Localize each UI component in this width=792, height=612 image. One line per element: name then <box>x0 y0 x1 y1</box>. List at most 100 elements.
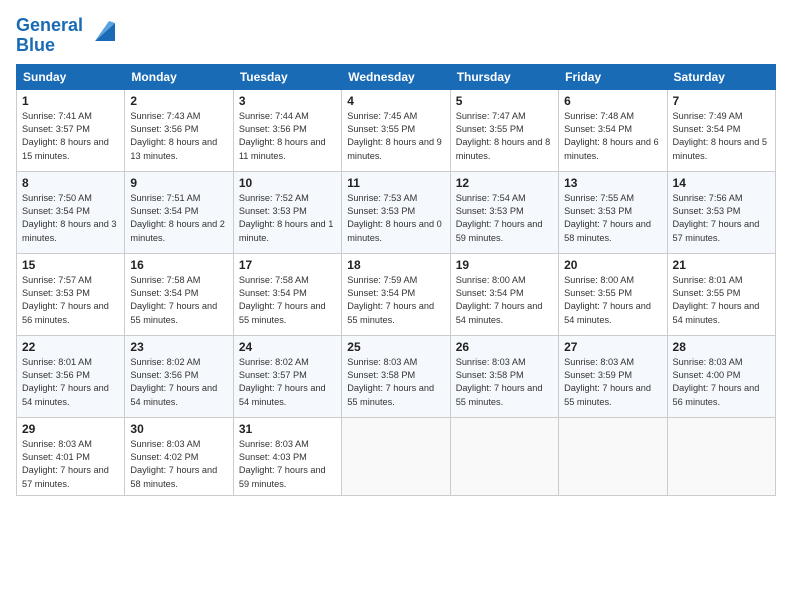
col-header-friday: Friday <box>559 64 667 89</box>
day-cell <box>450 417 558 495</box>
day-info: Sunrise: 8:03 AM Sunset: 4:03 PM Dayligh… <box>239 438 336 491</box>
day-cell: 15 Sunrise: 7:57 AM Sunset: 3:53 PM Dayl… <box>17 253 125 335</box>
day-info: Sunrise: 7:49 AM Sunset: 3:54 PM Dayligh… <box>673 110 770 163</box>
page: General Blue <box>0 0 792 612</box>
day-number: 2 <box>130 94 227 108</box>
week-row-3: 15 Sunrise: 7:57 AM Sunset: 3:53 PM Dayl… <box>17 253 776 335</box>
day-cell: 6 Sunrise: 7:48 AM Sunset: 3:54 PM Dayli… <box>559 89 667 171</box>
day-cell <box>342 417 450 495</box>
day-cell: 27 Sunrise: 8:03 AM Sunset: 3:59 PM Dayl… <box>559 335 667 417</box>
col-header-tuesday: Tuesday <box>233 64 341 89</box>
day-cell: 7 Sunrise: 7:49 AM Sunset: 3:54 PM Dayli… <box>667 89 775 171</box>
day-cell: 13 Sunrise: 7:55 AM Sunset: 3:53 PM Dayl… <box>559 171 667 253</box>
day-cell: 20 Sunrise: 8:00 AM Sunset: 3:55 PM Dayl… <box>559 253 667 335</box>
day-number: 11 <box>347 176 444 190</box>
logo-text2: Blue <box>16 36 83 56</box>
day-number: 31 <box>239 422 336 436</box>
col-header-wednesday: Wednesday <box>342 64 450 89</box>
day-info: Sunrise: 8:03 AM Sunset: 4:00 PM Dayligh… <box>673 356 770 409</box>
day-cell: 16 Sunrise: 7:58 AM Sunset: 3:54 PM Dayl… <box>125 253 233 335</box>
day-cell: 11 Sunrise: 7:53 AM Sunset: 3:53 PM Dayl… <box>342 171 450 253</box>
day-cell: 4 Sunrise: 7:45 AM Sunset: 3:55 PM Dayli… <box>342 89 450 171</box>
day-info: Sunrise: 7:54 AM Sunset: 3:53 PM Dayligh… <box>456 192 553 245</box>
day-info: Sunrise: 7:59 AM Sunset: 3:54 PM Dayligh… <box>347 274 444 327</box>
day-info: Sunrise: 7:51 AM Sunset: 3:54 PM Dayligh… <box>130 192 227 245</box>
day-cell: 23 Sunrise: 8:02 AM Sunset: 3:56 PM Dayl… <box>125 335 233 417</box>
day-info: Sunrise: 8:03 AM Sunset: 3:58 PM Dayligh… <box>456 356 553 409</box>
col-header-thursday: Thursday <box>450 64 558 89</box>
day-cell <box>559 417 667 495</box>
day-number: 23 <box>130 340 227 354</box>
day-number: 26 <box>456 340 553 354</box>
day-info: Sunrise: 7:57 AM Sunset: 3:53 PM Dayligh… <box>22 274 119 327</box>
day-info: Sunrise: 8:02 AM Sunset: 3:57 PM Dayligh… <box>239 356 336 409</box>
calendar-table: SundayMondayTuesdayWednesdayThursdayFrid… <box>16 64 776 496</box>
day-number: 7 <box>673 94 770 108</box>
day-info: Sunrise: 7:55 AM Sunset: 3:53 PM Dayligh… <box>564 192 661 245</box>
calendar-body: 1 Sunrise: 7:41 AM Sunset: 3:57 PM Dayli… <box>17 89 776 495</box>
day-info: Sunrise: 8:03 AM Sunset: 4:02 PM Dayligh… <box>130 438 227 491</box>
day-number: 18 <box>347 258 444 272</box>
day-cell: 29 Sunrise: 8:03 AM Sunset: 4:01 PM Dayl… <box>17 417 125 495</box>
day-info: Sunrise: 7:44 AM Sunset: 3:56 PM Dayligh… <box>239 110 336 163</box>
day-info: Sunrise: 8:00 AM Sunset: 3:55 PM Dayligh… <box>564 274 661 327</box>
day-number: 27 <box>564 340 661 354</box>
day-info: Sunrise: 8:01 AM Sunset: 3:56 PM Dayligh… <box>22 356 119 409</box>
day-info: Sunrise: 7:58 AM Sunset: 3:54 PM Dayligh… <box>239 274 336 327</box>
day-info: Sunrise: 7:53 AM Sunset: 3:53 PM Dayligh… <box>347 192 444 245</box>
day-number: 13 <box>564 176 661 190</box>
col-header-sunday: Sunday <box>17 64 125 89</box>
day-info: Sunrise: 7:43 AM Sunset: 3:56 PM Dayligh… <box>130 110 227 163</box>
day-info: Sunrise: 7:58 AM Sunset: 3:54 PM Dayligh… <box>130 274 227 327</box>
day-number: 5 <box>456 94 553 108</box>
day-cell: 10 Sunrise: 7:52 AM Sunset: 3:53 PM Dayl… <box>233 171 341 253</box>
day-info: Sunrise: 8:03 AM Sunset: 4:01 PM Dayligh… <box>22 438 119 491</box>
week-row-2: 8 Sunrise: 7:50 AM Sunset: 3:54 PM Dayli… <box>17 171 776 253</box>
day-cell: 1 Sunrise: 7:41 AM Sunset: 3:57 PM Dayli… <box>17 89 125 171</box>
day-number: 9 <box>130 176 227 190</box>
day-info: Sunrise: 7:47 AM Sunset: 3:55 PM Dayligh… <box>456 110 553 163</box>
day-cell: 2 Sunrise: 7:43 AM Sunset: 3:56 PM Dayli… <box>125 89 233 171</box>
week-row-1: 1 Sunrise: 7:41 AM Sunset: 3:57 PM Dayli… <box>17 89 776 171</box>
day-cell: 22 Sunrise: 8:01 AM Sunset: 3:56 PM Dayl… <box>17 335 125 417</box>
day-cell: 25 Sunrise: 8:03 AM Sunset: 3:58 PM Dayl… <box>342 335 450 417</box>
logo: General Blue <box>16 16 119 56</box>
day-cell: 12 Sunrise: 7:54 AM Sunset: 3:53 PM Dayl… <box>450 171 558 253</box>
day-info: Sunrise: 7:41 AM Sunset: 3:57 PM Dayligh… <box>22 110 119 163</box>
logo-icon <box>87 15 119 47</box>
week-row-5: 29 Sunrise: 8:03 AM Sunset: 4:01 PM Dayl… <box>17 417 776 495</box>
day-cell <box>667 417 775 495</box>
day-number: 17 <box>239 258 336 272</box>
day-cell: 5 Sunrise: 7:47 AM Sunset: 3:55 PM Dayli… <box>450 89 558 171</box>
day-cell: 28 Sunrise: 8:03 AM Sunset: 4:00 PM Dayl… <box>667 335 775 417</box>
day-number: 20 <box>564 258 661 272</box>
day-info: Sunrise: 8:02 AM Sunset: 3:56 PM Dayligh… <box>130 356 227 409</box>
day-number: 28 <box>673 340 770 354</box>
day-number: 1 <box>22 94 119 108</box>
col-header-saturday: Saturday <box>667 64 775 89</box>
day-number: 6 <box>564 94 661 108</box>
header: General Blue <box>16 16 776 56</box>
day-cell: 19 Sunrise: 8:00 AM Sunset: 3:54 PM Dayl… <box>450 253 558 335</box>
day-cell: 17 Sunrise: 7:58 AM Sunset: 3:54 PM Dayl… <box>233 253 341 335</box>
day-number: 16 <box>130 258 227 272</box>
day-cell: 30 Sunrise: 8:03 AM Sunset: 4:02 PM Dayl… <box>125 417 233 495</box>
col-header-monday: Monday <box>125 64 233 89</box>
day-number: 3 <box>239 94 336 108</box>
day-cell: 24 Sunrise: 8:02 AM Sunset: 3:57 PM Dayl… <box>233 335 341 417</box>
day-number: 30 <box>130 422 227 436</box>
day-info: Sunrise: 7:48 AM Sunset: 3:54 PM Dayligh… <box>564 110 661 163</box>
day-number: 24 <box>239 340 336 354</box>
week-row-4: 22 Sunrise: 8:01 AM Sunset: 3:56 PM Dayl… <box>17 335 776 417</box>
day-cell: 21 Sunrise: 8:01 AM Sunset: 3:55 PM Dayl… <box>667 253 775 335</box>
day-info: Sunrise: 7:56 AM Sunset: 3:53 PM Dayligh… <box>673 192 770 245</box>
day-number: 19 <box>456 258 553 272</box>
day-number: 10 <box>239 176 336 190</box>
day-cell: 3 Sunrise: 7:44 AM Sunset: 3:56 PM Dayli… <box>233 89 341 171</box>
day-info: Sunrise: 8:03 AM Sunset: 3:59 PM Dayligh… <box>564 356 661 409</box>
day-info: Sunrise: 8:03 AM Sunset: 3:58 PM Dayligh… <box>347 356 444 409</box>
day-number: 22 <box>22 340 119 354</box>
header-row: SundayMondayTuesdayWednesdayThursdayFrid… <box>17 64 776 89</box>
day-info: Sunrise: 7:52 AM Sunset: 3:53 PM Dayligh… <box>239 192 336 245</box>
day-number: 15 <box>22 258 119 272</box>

▬▬▬▬▬▬

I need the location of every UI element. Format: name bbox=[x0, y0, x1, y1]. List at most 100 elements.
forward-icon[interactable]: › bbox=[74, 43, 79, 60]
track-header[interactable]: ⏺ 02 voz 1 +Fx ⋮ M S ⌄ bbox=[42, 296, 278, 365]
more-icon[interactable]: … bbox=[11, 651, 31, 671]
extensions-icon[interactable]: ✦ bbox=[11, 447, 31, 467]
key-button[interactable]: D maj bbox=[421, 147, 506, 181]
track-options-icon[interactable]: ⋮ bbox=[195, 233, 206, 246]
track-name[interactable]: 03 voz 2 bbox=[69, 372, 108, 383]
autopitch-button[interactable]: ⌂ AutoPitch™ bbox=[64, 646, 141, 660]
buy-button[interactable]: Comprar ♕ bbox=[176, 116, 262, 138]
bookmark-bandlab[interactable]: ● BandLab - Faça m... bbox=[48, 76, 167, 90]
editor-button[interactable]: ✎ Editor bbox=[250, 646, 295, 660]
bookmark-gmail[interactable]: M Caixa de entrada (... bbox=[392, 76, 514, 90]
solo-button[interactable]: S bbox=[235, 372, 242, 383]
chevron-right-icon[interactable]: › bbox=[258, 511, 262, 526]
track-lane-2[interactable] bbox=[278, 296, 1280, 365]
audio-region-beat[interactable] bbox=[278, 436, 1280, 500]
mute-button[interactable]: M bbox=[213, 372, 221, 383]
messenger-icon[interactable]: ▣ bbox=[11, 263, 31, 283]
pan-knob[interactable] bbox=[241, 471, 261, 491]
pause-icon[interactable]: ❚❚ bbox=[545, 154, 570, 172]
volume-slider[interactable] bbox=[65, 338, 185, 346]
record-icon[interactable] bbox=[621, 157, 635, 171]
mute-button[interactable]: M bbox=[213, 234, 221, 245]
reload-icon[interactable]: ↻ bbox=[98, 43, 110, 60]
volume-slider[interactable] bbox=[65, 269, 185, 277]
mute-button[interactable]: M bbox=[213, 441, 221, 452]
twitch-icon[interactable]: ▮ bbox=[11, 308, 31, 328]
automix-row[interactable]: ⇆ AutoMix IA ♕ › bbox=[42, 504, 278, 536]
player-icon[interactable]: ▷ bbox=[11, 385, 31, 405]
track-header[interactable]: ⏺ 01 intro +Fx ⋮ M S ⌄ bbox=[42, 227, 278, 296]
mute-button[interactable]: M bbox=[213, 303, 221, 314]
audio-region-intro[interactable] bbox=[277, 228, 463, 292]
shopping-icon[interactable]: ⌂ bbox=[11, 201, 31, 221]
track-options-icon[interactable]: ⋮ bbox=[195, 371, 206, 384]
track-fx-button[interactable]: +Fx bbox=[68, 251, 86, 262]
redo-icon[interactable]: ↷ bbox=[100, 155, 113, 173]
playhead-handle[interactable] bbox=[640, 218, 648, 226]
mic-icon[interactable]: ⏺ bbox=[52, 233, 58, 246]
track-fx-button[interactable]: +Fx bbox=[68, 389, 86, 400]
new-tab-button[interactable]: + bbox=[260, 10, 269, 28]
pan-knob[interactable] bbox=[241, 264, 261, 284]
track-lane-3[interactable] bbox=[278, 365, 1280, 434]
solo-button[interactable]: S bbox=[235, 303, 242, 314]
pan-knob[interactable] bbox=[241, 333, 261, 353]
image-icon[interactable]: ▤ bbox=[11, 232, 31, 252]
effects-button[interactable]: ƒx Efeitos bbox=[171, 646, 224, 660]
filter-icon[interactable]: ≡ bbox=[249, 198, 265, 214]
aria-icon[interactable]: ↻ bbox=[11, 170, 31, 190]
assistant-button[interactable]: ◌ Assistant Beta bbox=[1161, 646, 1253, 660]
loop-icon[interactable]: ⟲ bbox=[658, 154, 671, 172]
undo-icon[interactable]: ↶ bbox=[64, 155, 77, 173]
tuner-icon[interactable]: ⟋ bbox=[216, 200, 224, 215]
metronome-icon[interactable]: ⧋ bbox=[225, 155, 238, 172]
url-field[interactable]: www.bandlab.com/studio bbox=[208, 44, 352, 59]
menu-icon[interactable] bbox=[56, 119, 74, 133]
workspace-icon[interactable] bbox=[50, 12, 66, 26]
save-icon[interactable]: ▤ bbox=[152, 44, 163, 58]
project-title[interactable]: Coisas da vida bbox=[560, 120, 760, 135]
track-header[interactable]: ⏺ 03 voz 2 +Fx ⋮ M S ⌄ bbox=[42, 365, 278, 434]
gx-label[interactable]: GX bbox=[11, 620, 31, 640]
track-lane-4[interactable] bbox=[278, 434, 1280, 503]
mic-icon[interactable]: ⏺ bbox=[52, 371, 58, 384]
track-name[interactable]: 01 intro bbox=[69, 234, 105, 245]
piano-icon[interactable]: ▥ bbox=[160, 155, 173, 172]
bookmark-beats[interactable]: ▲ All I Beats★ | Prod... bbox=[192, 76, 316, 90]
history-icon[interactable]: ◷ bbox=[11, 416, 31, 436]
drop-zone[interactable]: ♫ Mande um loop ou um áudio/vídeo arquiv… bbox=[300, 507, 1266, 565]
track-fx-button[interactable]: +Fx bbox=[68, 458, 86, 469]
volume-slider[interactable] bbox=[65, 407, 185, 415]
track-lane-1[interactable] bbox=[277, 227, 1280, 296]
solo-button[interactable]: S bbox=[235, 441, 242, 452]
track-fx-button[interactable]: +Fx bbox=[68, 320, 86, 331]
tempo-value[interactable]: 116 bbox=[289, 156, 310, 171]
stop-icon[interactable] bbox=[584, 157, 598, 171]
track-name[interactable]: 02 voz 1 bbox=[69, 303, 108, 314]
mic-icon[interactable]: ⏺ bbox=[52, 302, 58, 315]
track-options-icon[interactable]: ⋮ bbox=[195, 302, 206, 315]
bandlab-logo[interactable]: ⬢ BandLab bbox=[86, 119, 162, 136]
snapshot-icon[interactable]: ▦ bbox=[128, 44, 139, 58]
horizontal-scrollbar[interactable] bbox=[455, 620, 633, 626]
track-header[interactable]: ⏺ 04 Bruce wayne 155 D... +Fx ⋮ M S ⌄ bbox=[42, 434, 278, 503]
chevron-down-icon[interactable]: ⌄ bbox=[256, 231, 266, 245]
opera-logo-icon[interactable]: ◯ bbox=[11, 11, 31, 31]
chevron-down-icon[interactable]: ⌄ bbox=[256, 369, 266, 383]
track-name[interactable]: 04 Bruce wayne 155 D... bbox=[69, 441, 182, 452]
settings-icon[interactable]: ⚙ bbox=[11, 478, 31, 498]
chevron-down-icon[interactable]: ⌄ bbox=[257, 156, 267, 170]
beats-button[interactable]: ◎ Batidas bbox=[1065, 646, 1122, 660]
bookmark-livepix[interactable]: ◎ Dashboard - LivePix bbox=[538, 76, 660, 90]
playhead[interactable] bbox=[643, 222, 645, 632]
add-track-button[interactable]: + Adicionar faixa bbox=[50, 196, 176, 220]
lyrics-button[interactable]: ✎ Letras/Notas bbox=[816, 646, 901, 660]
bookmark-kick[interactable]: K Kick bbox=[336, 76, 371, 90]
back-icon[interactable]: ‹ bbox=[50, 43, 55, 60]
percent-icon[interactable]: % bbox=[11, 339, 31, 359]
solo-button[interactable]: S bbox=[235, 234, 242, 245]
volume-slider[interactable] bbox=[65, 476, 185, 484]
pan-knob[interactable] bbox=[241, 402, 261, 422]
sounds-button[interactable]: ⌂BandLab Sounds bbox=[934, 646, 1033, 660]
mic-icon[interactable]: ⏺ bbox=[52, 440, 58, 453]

▬▬▬▬▬▬

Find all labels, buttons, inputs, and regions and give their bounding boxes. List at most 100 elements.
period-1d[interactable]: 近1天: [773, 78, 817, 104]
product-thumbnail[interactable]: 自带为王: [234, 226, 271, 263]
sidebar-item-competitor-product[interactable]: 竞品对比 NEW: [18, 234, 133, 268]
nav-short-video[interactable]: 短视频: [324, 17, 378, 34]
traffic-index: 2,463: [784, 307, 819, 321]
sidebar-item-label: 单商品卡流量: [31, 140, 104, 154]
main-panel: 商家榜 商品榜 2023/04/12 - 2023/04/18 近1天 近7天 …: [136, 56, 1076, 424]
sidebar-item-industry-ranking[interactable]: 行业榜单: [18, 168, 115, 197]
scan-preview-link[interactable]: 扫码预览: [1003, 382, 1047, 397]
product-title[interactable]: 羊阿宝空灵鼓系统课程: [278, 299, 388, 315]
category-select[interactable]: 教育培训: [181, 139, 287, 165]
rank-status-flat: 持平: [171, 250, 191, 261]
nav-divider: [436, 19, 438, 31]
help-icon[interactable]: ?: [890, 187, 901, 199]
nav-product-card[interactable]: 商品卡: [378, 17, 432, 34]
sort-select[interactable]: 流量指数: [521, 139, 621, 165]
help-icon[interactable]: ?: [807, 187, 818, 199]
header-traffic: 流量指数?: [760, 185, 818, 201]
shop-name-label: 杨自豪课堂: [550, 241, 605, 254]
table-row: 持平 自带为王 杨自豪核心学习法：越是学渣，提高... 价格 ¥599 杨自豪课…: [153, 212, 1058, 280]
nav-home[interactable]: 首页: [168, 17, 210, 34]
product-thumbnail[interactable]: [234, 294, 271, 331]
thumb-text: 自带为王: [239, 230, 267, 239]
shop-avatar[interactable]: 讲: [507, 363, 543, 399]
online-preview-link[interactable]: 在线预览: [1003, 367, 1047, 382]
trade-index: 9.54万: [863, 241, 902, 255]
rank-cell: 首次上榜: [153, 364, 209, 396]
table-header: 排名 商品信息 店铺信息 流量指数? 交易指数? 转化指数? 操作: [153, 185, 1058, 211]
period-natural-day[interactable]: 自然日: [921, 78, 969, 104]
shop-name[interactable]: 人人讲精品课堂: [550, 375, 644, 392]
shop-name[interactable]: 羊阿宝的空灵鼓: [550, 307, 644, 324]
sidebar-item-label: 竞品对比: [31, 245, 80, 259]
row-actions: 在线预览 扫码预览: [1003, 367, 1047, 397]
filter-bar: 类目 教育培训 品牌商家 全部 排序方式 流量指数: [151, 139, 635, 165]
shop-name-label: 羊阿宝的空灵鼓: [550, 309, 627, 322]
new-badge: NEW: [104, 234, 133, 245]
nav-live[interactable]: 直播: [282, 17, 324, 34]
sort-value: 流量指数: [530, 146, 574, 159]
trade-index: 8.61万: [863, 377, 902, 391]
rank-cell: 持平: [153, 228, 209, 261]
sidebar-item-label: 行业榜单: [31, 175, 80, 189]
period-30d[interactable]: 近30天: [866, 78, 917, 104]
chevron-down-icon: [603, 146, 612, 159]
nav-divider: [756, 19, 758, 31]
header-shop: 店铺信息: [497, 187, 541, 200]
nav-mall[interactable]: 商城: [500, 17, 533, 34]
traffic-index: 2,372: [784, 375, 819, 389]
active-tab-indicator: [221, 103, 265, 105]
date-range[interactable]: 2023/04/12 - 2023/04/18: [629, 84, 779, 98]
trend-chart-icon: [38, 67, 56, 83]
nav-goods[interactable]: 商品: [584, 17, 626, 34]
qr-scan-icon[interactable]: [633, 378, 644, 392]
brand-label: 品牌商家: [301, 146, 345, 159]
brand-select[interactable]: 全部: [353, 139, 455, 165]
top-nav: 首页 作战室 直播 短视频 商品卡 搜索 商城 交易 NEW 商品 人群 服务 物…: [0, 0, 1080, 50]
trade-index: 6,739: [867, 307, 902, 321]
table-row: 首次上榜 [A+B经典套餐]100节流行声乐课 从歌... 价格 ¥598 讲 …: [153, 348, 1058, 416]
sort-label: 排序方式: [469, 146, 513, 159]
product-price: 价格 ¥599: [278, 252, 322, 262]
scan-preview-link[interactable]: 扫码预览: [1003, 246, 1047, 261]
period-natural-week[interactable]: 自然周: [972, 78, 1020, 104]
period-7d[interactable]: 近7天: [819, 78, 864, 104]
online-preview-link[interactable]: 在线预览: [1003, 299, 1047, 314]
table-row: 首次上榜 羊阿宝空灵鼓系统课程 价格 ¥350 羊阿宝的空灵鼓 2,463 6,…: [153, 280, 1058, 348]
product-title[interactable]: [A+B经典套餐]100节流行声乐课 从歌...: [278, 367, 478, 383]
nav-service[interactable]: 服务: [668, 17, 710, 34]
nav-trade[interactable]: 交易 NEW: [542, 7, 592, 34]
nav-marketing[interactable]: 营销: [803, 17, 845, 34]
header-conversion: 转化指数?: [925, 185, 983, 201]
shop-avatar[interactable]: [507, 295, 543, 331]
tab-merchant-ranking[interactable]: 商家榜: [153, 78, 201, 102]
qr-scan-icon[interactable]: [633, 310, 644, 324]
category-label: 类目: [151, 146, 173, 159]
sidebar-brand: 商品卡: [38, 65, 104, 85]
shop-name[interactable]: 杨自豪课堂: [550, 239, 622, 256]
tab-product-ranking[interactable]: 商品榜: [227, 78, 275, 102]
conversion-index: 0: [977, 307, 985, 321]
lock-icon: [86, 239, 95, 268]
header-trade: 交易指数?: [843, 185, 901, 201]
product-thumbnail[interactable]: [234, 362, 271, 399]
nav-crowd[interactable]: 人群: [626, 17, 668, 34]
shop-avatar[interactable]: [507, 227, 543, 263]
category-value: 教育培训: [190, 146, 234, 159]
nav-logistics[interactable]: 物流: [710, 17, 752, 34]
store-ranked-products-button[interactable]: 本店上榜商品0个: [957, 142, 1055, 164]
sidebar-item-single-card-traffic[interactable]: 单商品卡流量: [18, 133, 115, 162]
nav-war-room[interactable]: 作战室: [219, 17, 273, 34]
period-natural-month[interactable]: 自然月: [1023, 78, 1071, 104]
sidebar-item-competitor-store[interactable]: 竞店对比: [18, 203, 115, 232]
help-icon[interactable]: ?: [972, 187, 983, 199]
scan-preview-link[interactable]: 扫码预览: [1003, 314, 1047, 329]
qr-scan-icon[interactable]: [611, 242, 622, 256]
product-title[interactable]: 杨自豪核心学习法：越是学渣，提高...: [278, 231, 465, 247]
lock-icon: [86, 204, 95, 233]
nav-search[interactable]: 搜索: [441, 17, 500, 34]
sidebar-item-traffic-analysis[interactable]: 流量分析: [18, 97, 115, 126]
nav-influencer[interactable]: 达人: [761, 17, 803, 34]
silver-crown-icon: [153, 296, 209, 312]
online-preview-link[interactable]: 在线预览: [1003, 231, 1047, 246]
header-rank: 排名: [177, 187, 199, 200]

▬▬▬▬▬▬

§ Exercise
Rewrite the lines from the one containing "I need the location" through the one containing "extensions-icon[interactable]: ✦ bbox=[11, 447, 31, 467]", inclusive, replacing "interactable" with "clickable" wherever it occurs and leaving everything else unchanged.

§ The output
I need the location of every UI element. Format: name bbox=[x0, y0, x1, y1]. List at most 100 elements.
forward-icon[clickable]: › bbox=[74, 43, 79, 60]
track-header[clickable]: ⏺ 02 voz 1 +Fx ⋮ M S ⌄ bbox=[42, 296, 278, 365]
more-icon[clickable]: … bbox=[11, 651, 31, 671]
extensions-icon[clickable]: ✦ bbox=[11, 447, 31, 467]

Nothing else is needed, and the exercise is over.